**Task prompt**:
Copy everything in the listing below word for word, apart from any images.

— start of Task input —

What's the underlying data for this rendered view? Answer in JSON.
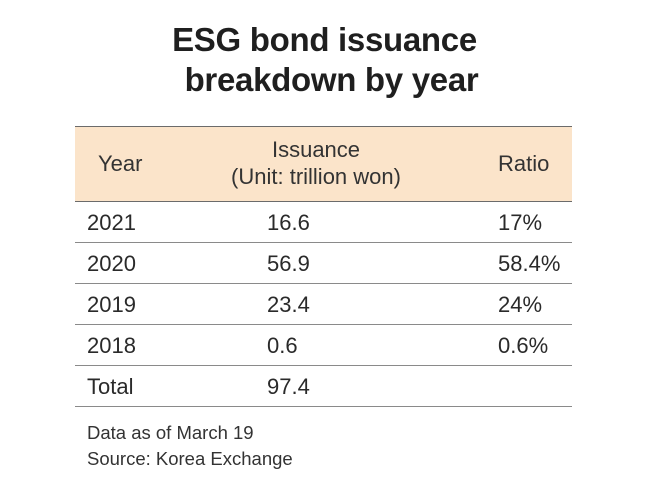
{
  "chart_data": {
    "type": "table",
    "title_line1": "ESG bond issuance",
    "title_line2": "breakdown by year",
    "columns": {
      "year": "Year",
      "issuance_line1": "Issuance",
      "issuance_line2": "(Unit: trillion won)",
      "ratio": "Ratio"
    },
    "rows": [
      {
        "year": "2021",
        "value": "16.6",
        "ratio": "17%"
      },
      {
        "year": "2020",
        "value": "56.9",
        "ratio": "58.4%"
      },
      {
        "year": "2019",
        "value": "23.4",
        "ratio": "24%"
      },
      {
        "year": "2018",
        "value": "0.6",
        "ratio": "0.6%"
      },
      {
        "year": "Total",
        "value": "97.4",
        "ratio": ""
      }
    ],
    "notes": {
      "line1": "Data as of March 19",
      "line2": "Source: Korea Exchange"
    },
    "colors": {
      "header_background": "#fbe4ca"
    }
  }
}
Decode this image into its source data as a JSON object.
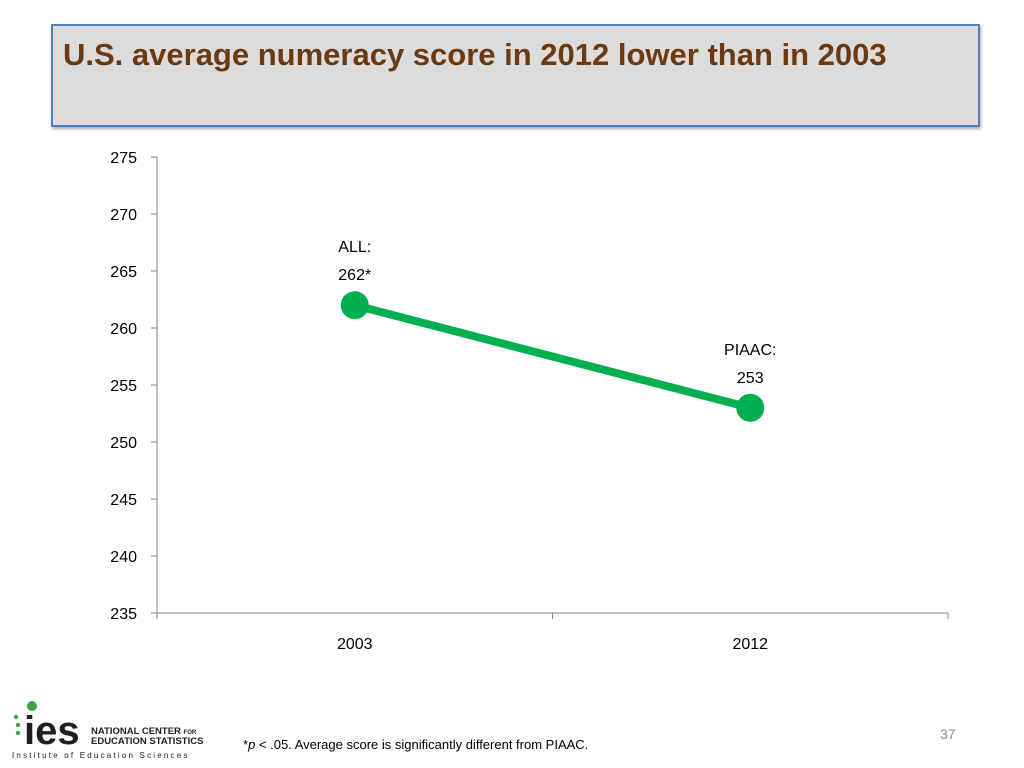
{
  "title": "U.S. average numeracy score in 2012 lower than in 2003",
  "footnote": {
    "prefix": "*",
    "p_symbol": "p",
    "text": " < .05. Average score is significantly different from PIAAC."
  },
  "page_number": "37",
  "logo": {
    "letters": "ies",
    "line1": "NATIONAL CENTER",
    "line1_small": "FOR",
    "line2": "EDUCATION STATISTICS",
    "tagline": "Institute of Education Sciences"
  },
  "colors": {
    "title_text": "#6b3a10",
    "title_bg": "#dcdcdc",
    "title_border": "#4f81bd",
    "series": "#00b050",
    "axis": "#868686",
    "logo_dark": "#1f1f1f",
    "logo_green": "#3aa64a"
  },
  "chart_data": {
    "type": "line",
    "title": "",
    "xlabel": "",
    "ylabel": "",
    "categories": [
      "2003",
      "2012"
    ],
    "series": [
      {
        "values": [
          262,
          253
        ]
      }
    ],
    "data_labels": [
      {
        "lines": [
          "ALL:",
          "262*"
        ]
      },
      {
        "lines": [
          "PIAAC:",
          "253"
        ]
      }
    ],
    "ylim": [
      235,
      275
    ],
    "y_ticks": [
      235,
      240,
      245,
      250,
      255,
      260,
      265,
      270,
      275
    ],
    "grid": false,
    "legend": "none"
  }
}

— end of Task input —

**Written answer**:
What's the underlying data for this rendered view? Answer in JSON.
{
  "chart_data": {
    "type": "table",
    "title_line1": "ESG bond issuance",
    "title_line2": "breakdown by year",
    "columns": {
      "year": "Year",
      "issuance_line1": "Issuance",
      "issuance_line2": "(Unit: trillion won)",
      "ratio": "Ratio"
    },
    "rows": [
      {
        "year": "2021",
        "value": "16.6",
        "ratio": "17%"
      },
      {
        "year": "2020",
        "value": "56.9",
        "ratio": "58.4%"
      },
      {
        "year": "2019",
        "value": "23.4",
        "ratio": "24%"
      },
      {
        "year": "2018",
        "value": "0.6",
        "ratio": "0.6%"
      },
      {
        "year": "Total",
        "value": "97.4",
        "ratio": ""
      }
    ],
    "notes": {
      "line1": "Data as of March 19",
      "line2": "Source: Korea Exchange"
    },
    "colors": {
      "header_background": "#fbe4ca"
    }
  }
}
Decode this image into its source data as a JSON object.
{
  "title": "U.S. average numeracy score in 2012 lower than in 2003",
  "footnote": {
    "prefix": "*",
    "p_symbol": "p",
    "text": " < .05. Average score is significantly different from PIAAC."
  },
  "page_number": "37",
  "logo": {
    "letters": "ies",
    "line1": "NATIONAL CENTER",
    "line1_small": "FOR",
    "line2": "EDUCATION STATISTICS",
    "tagline": "Institute of Education Sciences"
  },
  "colors": {
    "title_text": "#6b3a10",
    "title_bg": "#dcdcdc",
    "title_border": "#4f81bd",
    "series": "#00b050",
    "axis": "#868686",
    "logo_dark": "#1f1f1f",
    "logo_green": "#3aa64a"
  },
  "chart_data": {
    "type": "line",
    "title": "",
    "xlabel": "",
    "ylabel": "",
    "categories": [
      "2003",
      "2012"
    ],
    "series": [
      {
        "values": [
          262,
          253
        ]
      }
    ],
    "data_labels": [
      {
        "lines": [
          "ALL:",
          "262*"
        ]
      },
      {
        "lines": [
          "PIAAC:",
          "253"
        ]
      }
    ],
    "ylim": [
      235,
      275
    ],
    "y_ticks": [
      235,
      240,
      245,
      250,
      255,
      260,
      265,
      270,
      275
    ],
    "grid": false,
    "legend": "none"
  }
}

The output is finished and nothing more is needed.